TEXT FOR ANALYSIS —
-----
Clinical Investigation and Reports

Continuous Infusion of Epoprostenol Improves the Net Balance Between Pulmonary Endothelin-1 Clearance and Release in Primary Pulmonary Hypertension

David Langleben, MD; Robyn J. Barst, MD; David Badesch, MD; Bertron M. Groves, MD; Victor F. Tapson, MD; Srinivas Murali, MD; Robert C. Bourge, MD; Neil Ettinger, MD; Eileen Shalit, RN; Linda M. Clayton, PharmD; Maria M. Jöbsis, BA; Shelmer D. Blackburn, BA; James W. Crow, PhD; Duncan J. Stewart, MD; Walker Long, MD

From the Division of Cardiology, Sir Mortimer B. Davis Jewish General Hospital, Montreal, Canada (D.L., E.S.); College of Physicians and Surgeons, Columbia University, New York, NY (R.J.B.); University of Colorado Health Sciences Center, Denver, Colo (D.B., B.M.G.); Duke University Medical Center, Durham, NC (V.F.T.); Presbyterian University Hospital, Pittsburgh, Pa (S.M.); University of Alabama, Birmingham, Ala (R.C.B.); Washington University, St. Louis, Mo (N.E.); Glaxo Wellcome Inc, Research Triangle Park, NC (L.M.C., M.M.J.); United Therapeutics Inc, Research Triangle Park, NC (S.D.B., J.W.C.); University of Toronto, Toronto, Canada (D.J.S.); and University of North Carolina, Chapel Hill, NC (W.L.).
-----
STORED DATA —
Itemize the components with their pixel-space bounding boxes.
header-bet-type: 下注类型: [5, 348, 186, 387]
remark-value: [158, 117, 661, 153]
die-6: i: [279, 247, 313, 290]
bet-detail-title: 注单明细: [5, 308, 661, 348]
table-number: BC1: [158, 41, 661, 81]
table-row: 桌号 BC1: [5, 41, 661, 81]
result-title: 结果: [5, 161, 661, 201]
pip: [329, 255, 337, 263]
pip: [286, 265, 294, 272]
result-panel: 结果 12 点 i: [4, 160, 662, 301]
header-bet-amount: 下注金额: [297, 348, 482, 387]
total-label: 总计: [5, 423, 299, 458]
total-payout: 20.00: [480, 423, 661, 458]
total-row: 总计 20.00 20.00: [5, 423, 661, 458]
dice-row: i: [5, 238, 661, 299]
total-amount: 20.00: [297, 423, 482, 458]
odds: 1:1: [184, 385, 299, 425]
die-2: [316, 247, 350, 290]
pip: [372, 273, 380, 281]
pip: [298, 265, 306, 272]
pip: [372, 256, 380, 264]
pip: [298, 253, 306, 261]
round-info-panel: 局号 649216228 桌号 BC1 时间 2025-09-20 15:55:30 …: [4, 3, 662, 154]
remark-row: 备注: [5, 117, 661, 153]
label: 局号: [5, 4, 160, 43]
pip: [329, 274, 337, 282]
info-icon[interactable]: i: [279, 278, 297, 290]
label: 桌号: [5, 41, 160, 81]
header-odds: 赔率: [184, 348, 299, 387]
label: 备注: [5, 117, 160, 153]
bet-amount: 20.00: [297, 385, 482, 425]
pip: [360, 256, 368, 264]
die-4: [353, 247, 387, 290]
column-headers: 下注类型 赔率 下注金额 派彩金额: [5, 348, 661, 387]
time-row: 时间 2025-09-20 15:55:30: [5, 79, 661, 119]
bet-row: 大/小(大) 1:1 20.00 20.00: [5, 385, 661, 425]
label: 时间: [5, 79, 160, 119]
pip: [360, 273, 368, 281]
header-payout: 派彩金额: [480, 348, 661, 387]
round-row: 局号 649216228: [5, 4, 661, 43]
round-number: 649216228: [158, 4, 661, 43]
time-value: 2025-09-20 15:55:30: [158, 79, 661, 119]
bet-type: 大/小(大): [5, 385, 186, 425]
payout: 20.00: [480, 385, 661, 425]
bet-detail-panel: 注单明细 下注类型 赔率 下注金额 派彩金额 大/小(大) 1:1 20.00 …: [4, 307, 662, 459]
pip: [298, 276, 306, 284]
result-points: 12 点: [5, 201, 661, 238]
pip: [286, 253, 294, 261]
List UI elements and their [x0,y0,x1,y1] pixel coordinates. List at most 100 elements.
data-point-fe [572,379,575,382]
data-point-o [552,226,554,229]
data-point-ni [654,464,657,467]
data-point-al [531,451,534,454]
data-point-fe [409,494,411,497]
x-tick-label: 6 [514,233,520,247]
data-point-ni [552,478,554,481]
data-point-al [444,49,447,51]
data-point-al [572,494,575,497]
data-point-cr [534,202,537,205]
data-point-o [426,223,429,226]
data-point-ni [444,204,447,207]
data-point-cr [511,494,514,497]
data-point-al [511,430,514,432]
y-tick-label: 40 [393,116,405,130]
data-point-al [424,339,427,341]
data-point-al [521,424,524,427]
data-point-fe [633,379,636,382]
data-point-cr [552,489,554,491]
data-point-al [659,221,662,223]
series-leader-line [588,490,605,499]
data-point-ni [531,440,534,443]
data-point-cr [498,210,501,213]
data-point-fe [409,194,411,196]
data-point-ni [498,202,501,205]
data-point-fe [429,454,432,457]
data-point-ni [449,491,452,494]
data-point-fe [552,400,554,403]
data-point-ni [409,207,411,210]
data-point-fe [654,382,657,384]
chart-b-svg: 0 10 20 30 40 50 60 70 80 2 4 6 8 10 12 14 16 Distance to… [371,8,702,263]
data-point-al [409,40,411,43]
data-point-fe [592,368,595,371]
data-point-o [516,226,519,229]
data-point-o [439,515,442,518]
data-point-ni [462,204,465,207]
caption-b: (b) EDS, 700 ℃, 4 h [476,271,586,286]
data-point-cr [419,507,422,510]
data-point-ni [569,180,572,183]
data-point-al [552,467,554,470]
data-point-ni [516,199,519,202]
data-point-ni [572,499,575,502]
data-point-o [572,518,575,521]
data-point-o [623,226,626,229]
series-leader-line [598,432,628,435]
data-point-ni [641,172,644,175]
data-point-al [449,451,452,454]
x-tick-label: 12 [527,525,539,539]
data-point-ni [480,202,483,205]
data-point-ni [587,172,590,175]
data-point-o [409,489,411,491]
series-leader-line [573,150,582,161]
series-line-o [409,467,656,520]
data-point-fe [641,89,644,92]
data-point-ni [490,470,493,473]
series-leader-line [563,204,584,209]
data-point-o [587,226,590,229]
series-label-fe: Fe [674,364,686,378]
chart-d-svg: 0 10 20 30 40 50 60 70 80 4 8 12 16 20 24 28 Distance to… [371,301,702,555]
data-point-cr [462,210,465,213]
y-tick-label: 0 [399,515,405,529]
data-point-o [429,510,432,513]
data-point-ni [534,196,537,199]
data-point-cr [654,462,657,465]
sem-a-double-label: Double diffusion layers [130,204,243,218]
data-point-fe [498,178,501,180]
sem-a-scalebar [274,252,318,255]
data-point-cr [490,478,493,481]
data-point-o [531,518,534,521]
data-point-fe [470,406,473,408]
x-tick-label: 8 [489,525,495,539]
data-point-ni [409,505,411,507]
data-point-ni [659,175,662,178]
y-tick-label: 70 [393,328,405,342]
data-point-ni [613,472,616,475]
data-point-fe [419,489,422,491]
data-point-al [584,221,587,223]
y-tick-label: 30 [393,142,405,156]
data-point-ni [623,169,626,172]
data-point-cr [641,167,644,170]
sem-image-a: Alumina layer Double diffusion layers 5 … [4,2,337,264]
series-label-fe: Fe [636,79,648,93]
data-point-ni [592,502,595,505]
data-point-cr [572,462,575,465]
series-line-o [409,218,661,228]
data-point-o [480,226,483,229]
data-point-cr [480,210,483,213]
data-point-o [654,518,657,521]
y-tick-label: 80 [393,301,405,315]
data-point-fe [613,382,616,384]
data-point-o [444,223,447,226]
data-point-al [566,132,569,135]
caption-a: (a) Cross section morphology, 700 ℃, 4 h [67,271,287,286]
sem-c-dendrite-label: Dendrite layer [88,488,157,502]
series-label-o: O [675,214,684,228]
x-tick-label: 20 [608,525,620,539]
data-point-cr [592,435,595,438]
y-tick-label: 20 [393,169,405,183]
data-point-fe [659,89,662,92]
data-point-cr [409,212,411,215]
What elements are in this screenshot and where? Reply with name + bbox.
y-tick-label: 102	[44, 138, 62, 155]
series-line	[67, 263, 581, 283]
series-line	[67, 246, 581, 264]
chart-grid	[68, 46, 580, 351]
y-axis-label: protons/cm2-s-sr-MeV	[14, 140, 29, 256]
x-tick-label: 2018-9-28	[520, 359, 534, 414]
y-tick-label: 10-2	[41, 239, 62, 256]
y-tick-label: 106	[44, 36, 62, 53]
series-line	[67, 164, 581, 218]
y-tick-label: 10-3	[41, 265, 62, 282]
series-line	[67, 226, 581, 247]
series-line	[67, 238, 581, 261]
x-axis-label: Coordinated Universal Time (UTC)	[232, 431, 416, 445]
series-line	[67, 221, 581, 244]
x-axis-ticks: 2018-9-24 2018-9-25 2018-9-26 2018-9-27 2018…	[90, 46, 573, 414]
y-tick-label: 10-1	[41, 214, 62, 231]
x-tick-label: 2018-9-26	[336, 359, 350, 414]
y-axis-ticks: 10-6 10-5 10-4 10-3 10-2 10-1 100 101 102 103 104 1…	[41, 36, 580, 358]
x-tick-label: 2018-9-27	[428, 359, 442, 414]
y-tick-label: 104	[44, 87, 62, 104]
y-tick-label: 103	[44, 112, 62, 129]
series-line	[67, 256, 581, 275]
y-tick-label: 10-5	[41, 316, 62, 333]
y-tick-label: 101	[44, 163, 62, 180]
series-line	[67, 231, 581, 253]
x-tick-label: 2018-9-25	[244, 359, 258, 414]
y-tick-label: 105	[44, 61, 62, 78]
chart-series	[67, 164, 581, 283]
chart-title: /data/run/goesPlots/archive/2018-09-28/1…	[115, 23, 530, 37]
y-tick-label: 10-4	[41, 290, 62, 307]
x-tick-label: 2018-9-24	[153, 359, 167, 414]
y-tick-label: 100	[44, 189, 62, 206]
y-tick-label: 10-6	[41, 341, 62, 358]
-----
TASK DESCRIPTION —
Answer these questions from the article header:
1. What drug does the title say is given by continuous infusion?
2. Which institution is listed for D.J.S.?
3. Which two companies in Research Triangle Park, NC, are listed?
You won't need the entries for this work.

EXERCISE SOLUTION —
1. Epoprostenol
2. University of Toronto, Toronto, Canada
3. Glaxo Wellcome Inc and United Therapeutics Inc